• **EXERCISE OBJECTIVE**
Whenever a line below holds the word "يبتغي", copy that line.

• **DATASET RECORDS**
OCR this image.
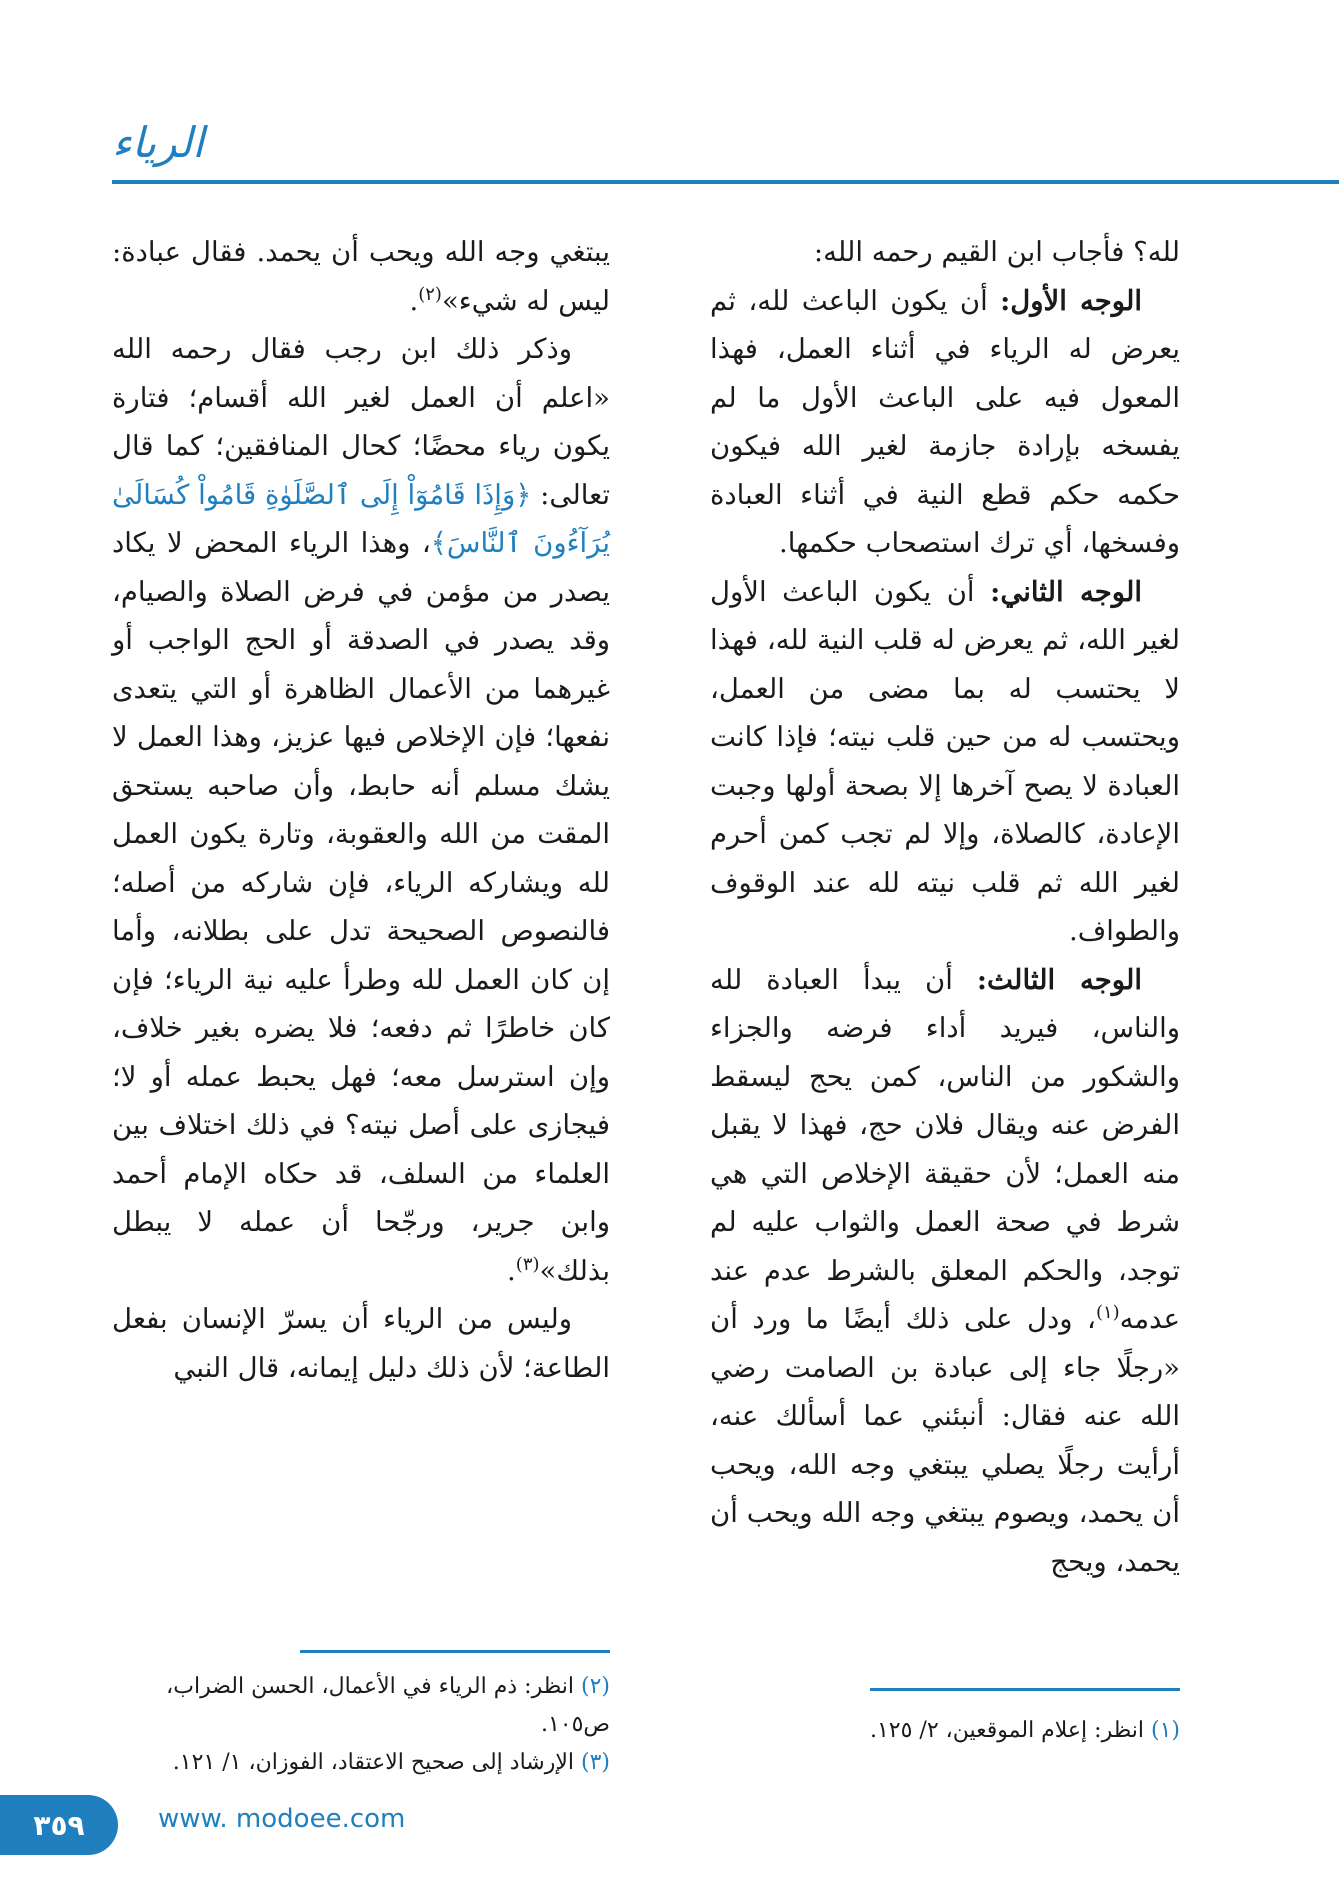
الرياء

لله؟ فأجاب ابن القيم رحمه الله:

الوجه الأول: أن يكون الباعث لله، ثم يعرض له الرياء في أثناء العمل، فهذا المعول فيه على الباعث الأول ما لم يفسخه بإرادة جازمة لغير الله فيكون حكمه حكم قطع النية في أثناء العبادة وفسخها، أي ترك استصحاب حكمها.

الوجه الثاني: أن يكون الباعث الأول لغير الله، ثم يعرض له قلب النية لله، فهذا لا يحتسب له بما مضى من العمل، ويحتسب له من حين قلب نيته؛ فإذا كانت العبادة لا يصح آخرها إلا بصحة أولها وجبت الإعادة، كالصلاة، وإلا لم تجب كمن أحرم لغير الله ثم قلب نيته لله عند الوقوف والطواف.

الوجه الثالث: أن يبدأ العبادة لله والناس، فيريد أداء فرضه والجزاء والشكور من الناس، كمن يحج ليسقط الفرض عنه ويقال فلان حج، فهذا لا يقبل منه العمل؛ لأن حقيقة الإخلاص التي هي شرط في صحة العمل والثواب عليه لم توجد، والحكم المعلق بالشرط عدم عند عدمه$^{(١)}$، ودل على ذلك أيضًا ما ورد أن «رجلًا جاء إلى عبادة بن الصامت رضي الله عنه فقال: أنبئني عما أسألك عنه، أرأيت رجلًا يصلي يبتغي وجه الله، ويحب أن يحمد، ويصوم يبتغي وجه الله ويحب أن يحمد، ويحج

يبتغي وجه الله ويحب أن يحمد. فقال عبادة: ليس له شيء»$^{(٢)}$.

وذكر ذلك ابن رجب فقال رحمه الله «اعلم أن العمل لغير الله أقسام؛ فتارة يكون رياء محضًا؛ كحال المنافقين؛ كما قال تعالى: ﴿وَإِذَا قَامُوٓاْ إِلَى ٱلصَّلَوٰةِ قَامُواْ كُسَالَىٰ يُرَآءُونَ ٱلنَّاسَ﴾، وهذا الرياء المحض لا يكاد يصدر من مؤمن في فرض الصلاة والصيام، وقد يصدر في الصدقة أو الحج الواجب أو غيرهما من الأعمال الظاهرة أو التي يتعدى نفعها؛ فإن الإخلاص فيها عزيز، وهذا العمل لا يشك مسلم أنه حابط، وأن صاحبه يستحق المقت من الله والعقوبة، وتارة يكون العمل لله ويشاركه الرياء، فإن شاركه من أصله؛ فالنصوص الصحيحة تدل على بطلانه، وأما إن كان العمل لله وطرأ عليه نية الرياء؛ فإن كان خاطرًا ثم دفعه؛ فلا يضره بغير خلاف، وإن استرسل معه؛ فهل يحبط عمله أو لا؛ فيجازى على أصل نيته؟ في ذلك اختلاف بين العلماء من السلف، قد حكاه الإمام أحمد وابن جرير، ورجّحا أن عمله لا يبطل بذلك»$^{(٣)}$.

وليس من الرياء أن يسرّ الإنسان بفعل الطاعة؛ لأن ذلك دليل إيمانه، قال النبي

(٢) انظر: ذم الرياء في الأعمال، الحسن الضراب، ص١٠٥.

(٣) الإرشاد إلى صحيح الاعتقاد، الفوزان، ١/ ١٢١.

(١) انظر: إعلام الموقعين، ٢/ ١٢٥.

٣٥٩	www. modoee.com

• **THE ANSWER**
الوجه الثالث: أن يبدأ العبادة لله والناس، فيريد أداء فرضه والجزاء والشكور من الناس، كمن يحج ليسقط الفرض عنه ويقال فلان حج، فهذا لا يقبل منه العمل؛ لأن حقيقة الإخلاص التي هي شرط في صحة العمل والثواب عليه لم توجد، والحكم المعلق بالشرط عدم عند عدمه$^{(١)}$، ودل على ذلك أيضًا ما ورد أن «رجلًا جاء إلى عبادة بن الصامت رضي الله عنه فقال: أنبئني عما أسألك عنه، أرأيت رجلًا يصلي يبتغي وجه الله، ويحب أن يحمد، ويصوم يبتغي وجه الله ويحب أن يحمد، ويحج
يبتغي وجه الله ويحب أن يحمد. فقال عبادة: ليس له شيء»$^{(٢)}$.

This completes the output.